(Задание)
Перепишите дословно фрагмент текста о Довлатове, начиная со слов «В поисках более» и заканчивая словами «в филологическую сферу.» включительно.

При этом, будучи главным возмутителем покоя, Сергей прекрасно сознавал хрупкость всякой разумно организованной жизни. Порядок был его заведомо недостижимым идеалом. Постоянно борясь с искушением ему изменить, Довлатов делал, что мог.
Пытаясь разрешить основное противоречие своей жизни, Довлатов воспринял Эстонию убежищем от хаоса: "За Нарвой пейзаж изменился. Природа выглядела теперь менее беспорядочно".
Впрочем, и в Прибалтике порядок - не антитеза, а частный случай хаоса, его искусственное самоограничение. Ульманис, президент буржуазной Латвии, выдвинул лозунг: "Kas ir tas ir" - "как есть - так есть". Очень популярный был девиз - его даже в школах вывешивали. Как я понимаю, прелесть этого туповатого экзистенциализма - в отказе от претензий как объяснять, так и переделывать мир.
В поисках более однозначной жизни Сергей наткнулся на честное балтийское простодушие. Местный вариант советской власти позволил Довлатову перенести и собственный конфликт с режимом в филологическую сферу.

[Сохранённые записи данных]
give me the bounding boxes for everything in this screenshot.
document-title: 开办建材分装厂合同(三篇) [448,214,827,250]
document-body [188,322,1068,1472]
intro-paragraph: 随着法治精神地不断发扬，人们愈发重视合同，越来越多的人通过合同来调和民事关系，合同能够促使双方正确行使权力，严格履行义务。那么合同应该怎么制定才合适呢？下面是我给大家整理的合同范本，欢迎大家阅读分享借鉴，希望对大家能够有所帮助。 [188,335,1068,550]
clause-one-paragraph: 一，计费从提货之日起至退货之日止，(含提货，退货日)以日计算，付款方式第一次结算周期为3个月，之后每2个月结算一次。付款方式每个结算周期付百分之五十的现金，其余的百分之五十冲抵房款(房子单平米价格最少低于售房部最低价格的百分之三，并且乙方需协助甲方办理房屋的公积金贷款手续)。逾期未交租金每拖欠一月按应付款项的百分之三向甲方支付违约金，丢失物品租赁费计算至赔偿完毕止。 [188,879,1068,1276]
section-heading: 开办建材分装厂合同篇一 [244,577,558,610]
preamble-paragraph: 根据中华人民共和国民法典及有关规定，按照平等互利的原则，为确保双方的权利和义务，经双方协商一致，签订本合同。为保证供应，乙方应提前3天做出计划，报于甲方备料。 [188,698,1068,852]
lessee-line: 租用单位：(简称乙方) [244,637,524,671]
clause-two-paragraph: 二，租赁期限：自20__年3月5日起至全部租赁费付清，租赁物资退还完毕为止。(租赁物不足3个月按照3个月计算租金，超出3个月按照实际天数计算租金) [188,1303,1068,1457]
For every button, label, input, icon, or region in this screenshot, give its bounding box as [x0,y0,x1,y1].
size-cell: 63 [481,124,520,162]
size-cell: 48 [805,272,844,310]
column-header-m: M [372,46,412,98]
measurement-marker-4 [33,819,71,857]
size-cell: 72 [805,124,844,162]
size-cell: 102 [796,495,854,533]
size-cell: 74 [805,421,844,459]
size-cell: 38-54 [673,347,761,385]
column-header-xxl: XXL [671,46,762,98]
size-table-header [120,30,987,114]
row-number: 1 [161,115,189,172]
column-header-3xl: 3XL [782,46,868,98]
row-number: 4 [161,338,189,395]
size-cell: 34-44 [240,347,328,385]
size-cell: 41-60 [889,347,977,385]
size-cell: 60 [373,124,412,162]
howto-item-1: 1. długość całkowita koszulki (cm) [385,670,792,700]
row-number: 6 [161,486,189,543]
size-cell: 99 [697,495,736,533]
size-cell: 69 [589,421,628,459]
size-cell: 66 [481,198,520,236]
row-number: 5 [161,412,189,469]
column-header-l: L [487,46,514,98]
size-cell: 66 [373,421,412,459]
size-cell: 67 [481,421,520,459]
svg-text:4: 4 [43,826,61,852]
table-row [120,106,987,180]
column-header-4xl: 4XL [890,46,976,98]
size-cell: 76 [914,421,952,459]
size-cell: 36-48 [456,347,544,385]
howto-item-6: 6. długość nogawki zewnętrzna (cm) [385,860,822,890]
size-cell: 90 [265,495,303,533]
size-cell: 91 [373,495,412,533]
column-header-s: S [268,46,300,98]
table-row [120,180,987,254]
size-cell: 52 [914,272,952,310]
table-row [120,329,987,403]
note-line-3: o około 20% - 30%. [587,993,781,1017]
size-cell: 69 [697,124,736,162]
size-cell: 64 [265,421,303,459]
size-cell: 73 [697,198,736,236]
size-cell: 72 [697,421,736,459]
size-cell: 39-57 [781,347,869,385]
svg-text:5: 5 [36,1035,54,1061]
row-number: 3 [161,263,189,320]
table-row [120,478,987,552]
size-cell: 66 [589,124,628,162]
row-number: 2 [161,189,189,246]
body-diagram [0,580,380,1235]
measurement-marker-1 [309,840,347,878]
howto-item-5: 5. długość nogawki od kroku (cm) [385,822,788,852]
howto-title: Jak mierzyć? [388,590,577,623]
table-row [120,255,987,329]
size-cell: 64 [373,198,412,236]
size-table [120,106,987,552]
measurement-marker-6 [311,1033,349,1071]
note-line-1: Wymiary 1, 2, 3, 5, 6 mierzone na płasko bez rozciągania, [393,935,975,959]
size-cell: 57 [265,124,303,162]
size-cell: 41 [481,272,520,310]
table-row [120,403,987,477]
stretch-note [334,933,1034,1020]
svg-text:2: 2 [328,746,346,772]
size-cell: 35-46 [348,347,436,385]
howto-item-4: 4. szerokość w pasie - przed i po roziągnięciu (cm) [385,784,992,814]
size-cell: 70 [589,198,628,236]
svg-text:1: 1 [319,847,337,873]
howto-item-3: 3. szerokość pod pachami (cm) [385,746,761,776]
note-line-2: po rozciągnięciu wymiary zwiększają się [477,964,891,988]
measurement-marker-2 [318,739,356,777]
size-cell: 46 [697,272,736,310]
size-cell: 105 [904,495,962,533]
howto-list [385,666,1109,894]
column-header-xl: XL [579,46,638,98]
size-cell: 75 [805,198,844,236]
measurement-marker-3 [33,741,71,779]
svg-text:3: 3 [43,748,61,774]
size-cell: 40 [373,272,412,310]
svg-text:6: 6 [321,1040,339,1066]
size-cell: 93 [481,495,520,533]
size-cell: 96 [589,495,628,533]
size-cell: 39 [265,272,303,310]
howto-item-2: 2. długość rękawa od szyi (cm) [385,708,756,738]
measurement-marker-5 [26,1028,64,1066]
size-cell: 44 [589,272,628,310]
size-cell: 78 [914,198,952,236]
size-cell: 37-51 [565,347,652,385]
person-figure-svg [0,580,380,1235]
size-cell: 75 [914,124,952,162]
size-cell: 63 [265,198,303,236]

(Поле для ответа)
В поисках более однозначной жизни Сергей наткнулся на честное балтийское простодушие. Местный вариант советской власти позволил Довлатову перенести и собственный конфликт с режимом в филологическую сферу.